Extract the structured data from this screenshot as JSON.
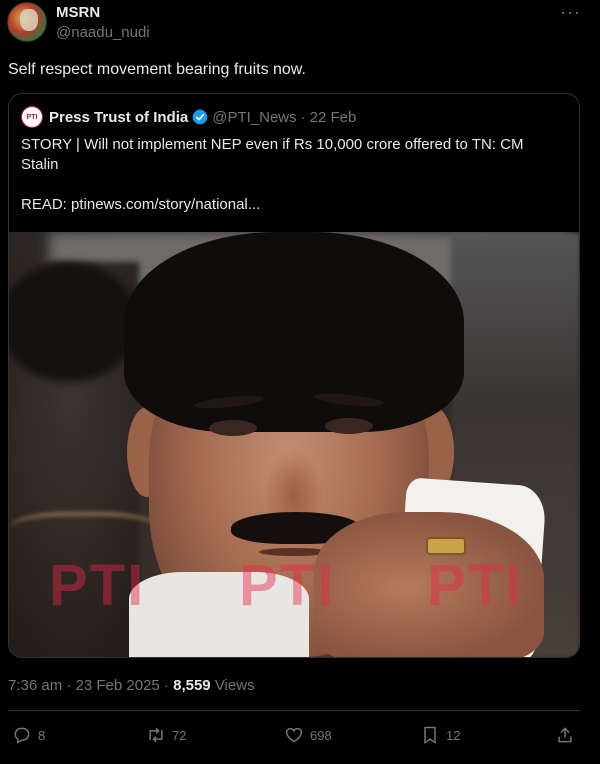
{
  "author": {
    "display_name": "MSRN",
    "handle": "@naadu_nudi",
    "more_icon": "more-icon"
  },
  "tweet": {
    "text": "Self respect movement bearing fruits now."
  },
  "quote": {
    "logo_text": "PTI",
    "name": "Press Trust of India",
    "verified_color": "#1d9bf0",
    "handle": "@PTI_News",
    "separator": "·",
    "date": "22 Feb",
    "body": "STORY | Will not implement NEP even if Rs 10,000 crore offered to TN: CM Stalin",
    "read_link": "READ: ptinews.com/story/national..."
  },
  "photo": {
    "watermark": [
      "PTI",
      "PTI",
      "PTI"
    ]
  },
  "meta": {
    "timestamp": "7:36 am · 23 Feb 2025 · ",
    "views_count": "8,559",
    "views_label": " Views"
  },
  "actions": {
    "reply_count": "8",
    "retweet_count": "72",
    "like_count": "698",
    "bookmark_count": "12"
  },
  "colors": {
    "background": "#000000",
    "text_primary": "#e7e9ea",
    "text_secondary": "#71767b",
    "border": "#2f3336"
  }
}
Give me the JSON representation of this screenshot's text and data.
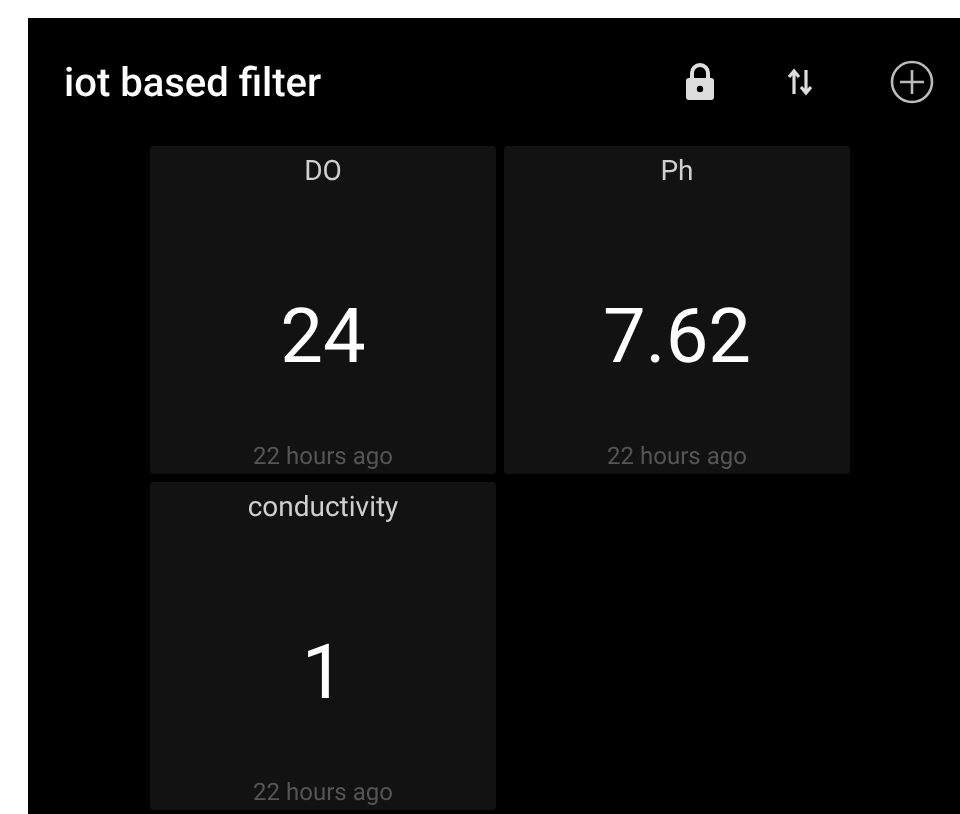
{
  "app_bar": {
    "title": "iot based filter"
  },
  "tiles": [
    {
      "label": "DO",
      "value": "24",
      "updated": "22 hours ago"
    },
    {
      "label": "Ph",
      "value": "7.62",
      "updated": "22 hours ago"
    },
    {
      "label": "conductivity",
      "value": "1",
      "updated": "22 hours ago"
    }
  ]
}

▶ _Problem to work on_: Write out the records above exactly as they appear, leaving out any pictures.

▶ _Task response_:
Extract the structured data from this screenshot as JSON.
{
  "author": {
    "display_name": "MSRN",
    "handle": "@naadu_nudi",
    "more_icon": "more-icon"
  },
  "tweet": {
    "text": "Self respect movement bearing fruits now."
  },
  "quote": {
    "logo_text": "PTI",
    "name": "Press Trust of India",
    "verified_color": "#1d9bf0",
    "handle": "@PTI_News",
    "separator": "·",
    "date": "22 Feb",
    "body": "STORY | Will not implement NEP even if Rs 10,000 crore offered to TN: CM Stalin",
    "read_link": "READ: ptinews.com/story/national..."
  },
  "photo": {
    "watermark": [
      "PTI",
      "PTI",
      "PTI"
    ]
  },
  "meta": {
    "timestamp": "7:36 am · 23 Feb 2025 · ",
    "views_count": "8,559",
    "views_label": " Views"
  },
  "actions": {
    "reply_count": "8",
    "retweet_count": "72",
    "like_count": "698",
    "bookmark_count": "12"
  },
  "colors": {
    "background": "#000000",
    "text_primary": "#e7e9ea",
    "text_secondary": "#71767b",
    "border": "#2f3336"
  }
}
Give me the JSON representation of this screenshot's text and data.
{
  "app_bar": {
    "title": "iot based filter"
  },
  "tiles": [
    {
      "label": "DO",
      "value": "24",
      "updated": "22 hours ago"
    },
    {
      "label": "Ph",
      "value": "7.62",
      "updated": "22 hours ago"
    },
    {
      "label": "conductivity",
      "value": "1",
      "updated": "22 hours ago"
    }
  ]
}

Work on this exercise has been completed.